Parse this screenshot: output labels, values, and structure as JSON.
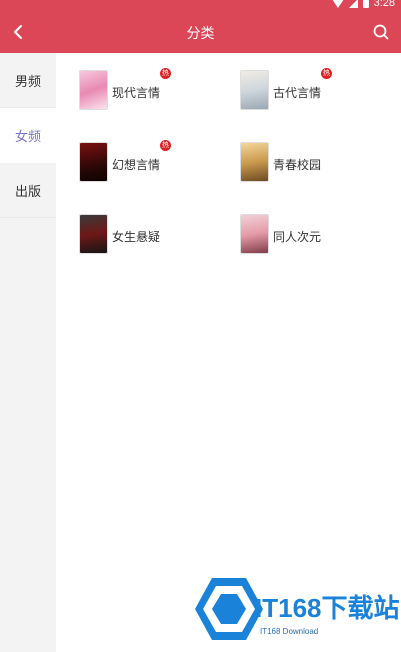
{
  "status_bar": {
    "time": "3:28",
    "icons": [
      "wifi-icon",
      "signal-icon",
      "battery-icon"
    ]
  },
  "app_bar": {
    "title": "分类",
    "back_icon": "chevron-left-icon",
    "search_icon": "search-icon",
    "color": "#db4757"
  },
  "sidebar": {
    "tabs": [
      {
        "label": "男频",
        "active": false
      },
      {
        "label": "女频",
        "active": true
      },
      {
        "label": "出版",
        "active": false
      }
    ],
    "active_color": "#7a74c7"
  },
  "categories": [
    {
      "label": "现代言情",
      "hot": true,
      "badge": "热"
    },
    {
      "label": "古代言情",
      "hot": true,
      "badge": "热"
    },
    {
      "label": "幻想言情",
      "hot": true,
      "badge": "热"
    },
    {
      "label": "青春校园",
      "hot": false
    },
    {
      "label": "女生悬疑",
      "hot": false
    },
    {
      "label": "同人次元",
      "hot": false
    }
  ],
  "watermark": {
    "title": "IT168下载站",
    "subtitle": "IT168 Download"
  }
}
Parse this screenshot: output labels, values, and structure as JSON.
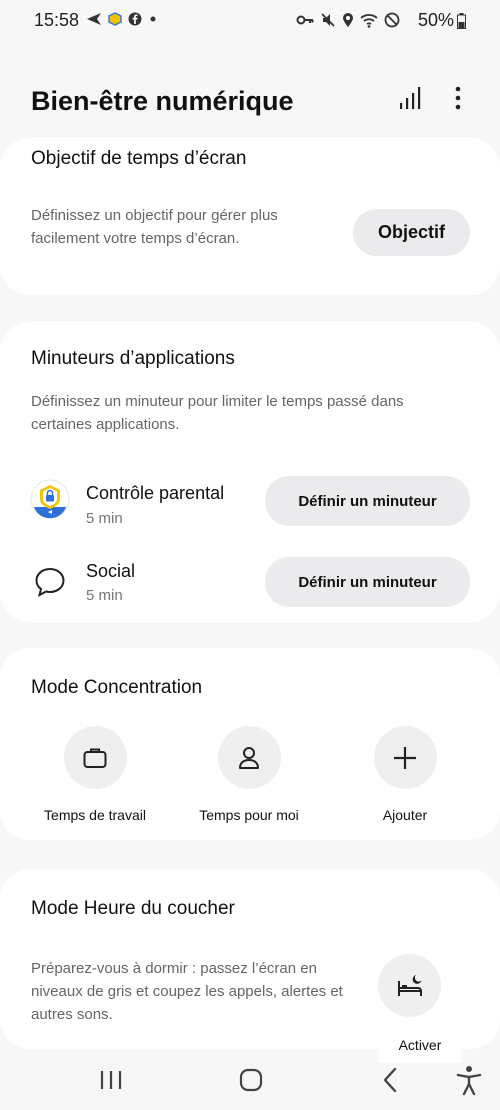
{
  "status_bar": {
    "time": "15:58",
    "battery": "50%"
  },
  "header": {
    "title": "Bien-être numérique"
  },
  "screen_time_goal": {
    "title": "Objectif de temps d’écran",
    "description": "Définissez un objectif pour gérer plus facilement votre temps d’écran.",
    "button_label": "Objectif"
  },
  "app_timers": {
    "title": "Minuteurs d’applications",
    "description": "Définissez un minuteur pour limiter le temps passé dans certaines applications.",
    "apps": [
      {
        "name": "Contrôle parental",
        "time": "5 min",
        "button_label": "Définir un minuteur",
        "icon": "parental-control-icon"
      },
      {
        "name": "Social",
        "time": "5 min",
        "button_label": "Définir un minuteur",
        "icon": "chat-bubble-icon"
      }
    ]
  },
  "focus_mode": {
    "title": "Mode Concentration",
    "modes": [
      {
        "label": "Temps de travail",
        "icon": "briefcase-icon"
      },
      {
        "label": "Temps pour moi",
        "icon": "person-icon"
      },
      {
        "label": "Ajouter",
        "icon": "plus-icon"
      }
    ]
  },
  "bedtime_mode": {
    "title": "Mode Heure du coucher",
    "description": "Préparez-vous à dormir : passez l’écran en niveaux de gris et coupez les appels, alertes et autres sons.",
    "button_label": "Activer"
  },
  "colors": {
    "background": "#f7f7f7",
    "card": "#ffffff",
    "pill": "#ebebed",
    "muted_text": "#666666"
  }
}
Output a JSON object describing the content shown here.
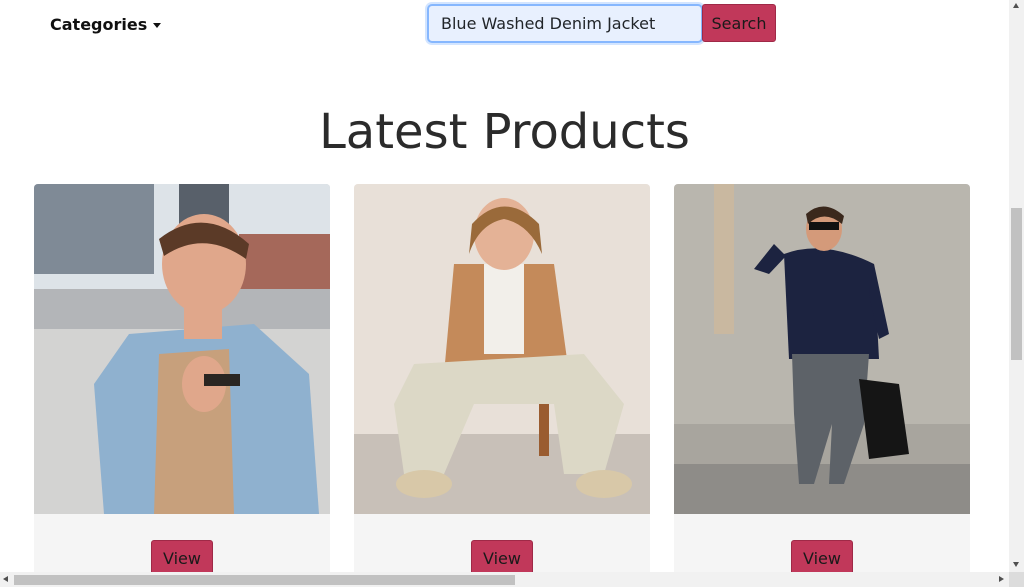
{
  "navbar": {
    "categories_label": "Categories",
    "search_value": "Blue Washed Denim Jacket",
    "search_button_label": "Search"
  },
  "main": {
    "title": "Latest Products",
    "products": [
      {
        "image_icon": "product-photo-denim-jacket-man",
        "button_label": "View"
      },
      {
        "image_icon": "product-photo-tan-blazer-seated-man",
        "button_label": "View"
      },
      {
        "image_icon": "product-photo-navy-sweater-man-backpack",
        "button_label": "View"
      }
    ]
  },
  "colors": {
    "accent_button": "#c1385a",
    "card_background": "#f5f5f5",
    "search_field_background": "#e8f0fe"
  }
}
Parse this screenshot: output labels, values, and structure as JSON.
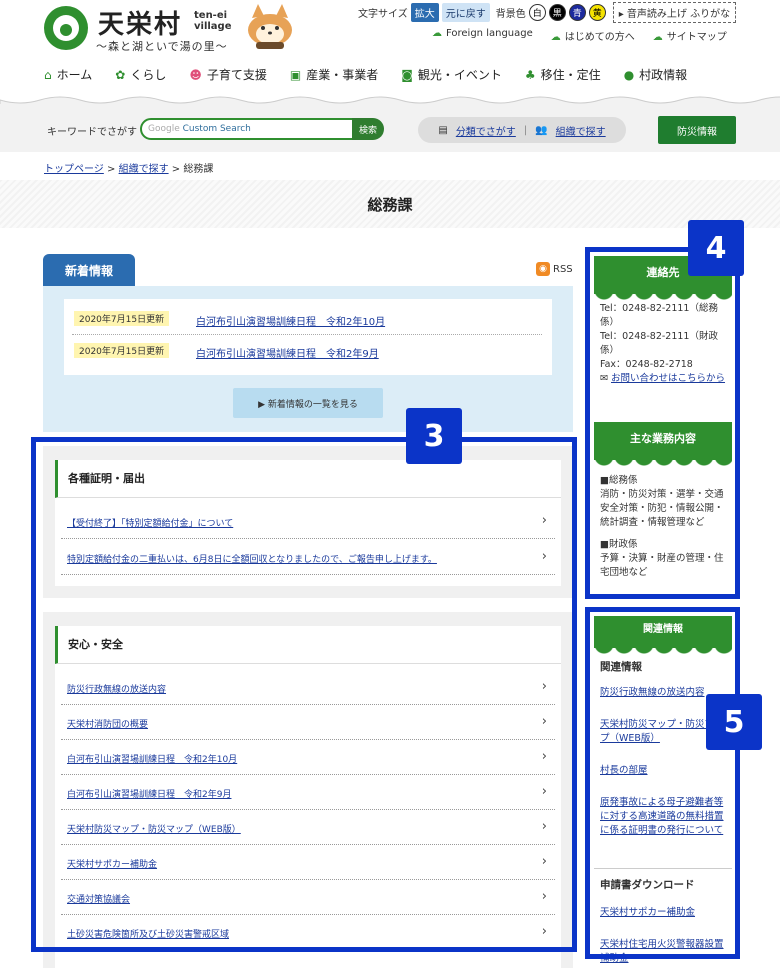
# # # # #
Images must not appear in the copy; reproduce everything else in the records verbatim.

**Solution to this exercise:**
Parse this screenshot: output labels, values, and structure as JSON.
{
  "status_bar": {
    "time": "3:28",
    "icons": [
      "wifi-icon",
      "signal-icon",
      "battery-icon"
    ]
  },
  "app_bar": {
    "title": "分类",
    "back_icon": "chevron-left-icon",
    "search_icon": "search-icon",
    "color": "#db4757"
  },
  "sidebar": {
    "tabs": [
      {
        "label": "男频",
        "active": false
      },
      {
        "label": "女频",
        "active": true
      },
      {
        "label": "出版",
        "active": false
      }
    ],
    "active_color": "#7a74c7"
  },
  "categories": [
    {
      "label": "现代言情",
      "hot": true,
      "badge": "热"
    },
    {
      "label": "古代言情",
      "hot": true,
      "badge": "热"
    },
    {
      "label": "幻想言情",
      "hot": true,
      "badge": "热"
    },
    {
      "label": "青春校园",
      "hot": false
    },
    {
      "label": "女生悬疑",
      "hot": false
    },
    {
      "label": "同人次元",
      "hot": false
    }
  ],
  "watermark": {
    "title": "IT168下载站",
    "subtitle": "IT168 Download"
  }
}
Parse this screenshot: output labels, values, and structure as JSON.
{
  "status_bar": {
    "time": "15:58",
    "battery": "50%"
  },
  "header": {
    "title": "Bien-être numérique"
  },
  "screen_time_goal": {
    "title": "Objectif de temps d’écran",
    "description": "Définissez un objectif pour gérer plus facilement votre temps d’écran.",
    "button_label": "Objectif"
  },
  "app_timers": {
    "title": "Minuteurs d’applications",
    "description": "Définissez un minuteur pour limiter le temps passé dans certaines applications.",
    "apps": [
      {
        "name": "Contrôle parental",
        "time": "5 min",
        "button_label": "Définir un minuteur",
        "icon": "parental-control-icon"
      },
      {
        "name": "Social",
        "time": "5 min",
        "button_label": "Définir un minuteur",
        "icon": "chat-bubble-icon"
      }
    ]
  },
  "focus_mode": {
    "title": "Mode Concentration",
    "modes": [
      {
        "label": "Temps de travail",
        "icon": "briefcase-icon"
      },
      {
        "label": "Temps pour moi",
        "icon": "person-icon"
      },
      {
        "label": "Ajouter",
        "icon": "plus-icon"
      }
    ]
  },
  "bedtime_mode": {
    "title": "Mode Heure du coucher",
    "description": "Préparez-vous à dormir : passez l’écran en niveaux de gris et coupez les appels, alertes et autres sons.",
    "button_label": "Activer"
  },
  "colors": {
    "background": "#f7f7f7",
    "card": "#ffffff",
    "pill": "#ebebed",
    "muted_text": "#666666"
  }
}
Output a JSON object describing the content shown here.
{
  "navbar": {
    "categories_label": "Categories",
    "search_value": "Blue Washed Denim Jacket",
    "search_button_label": "Search"
  },
  "main": {
    "title": "Latest Products",
    "products": [
      {
        "image_icon": "product-photo-denim-jacket-man",
        "button_label": "View"
      },
      {
        "image_icon": "product-photo-tan-blazer-seated-man",
        "button_label": "View"
      },
      {
        "image_icon": "product-photo-navy-sweater-man-backpack",
        "button_label": "View"
      }
    ]
  },
  "colors": {
    "accent_button": "#c1385a",
    "card_background": "#f5f5f5",
    "search_field_background": "#e8f0fe"
  }
}
Parse this screenshot: output labels, values, and structure as JSON.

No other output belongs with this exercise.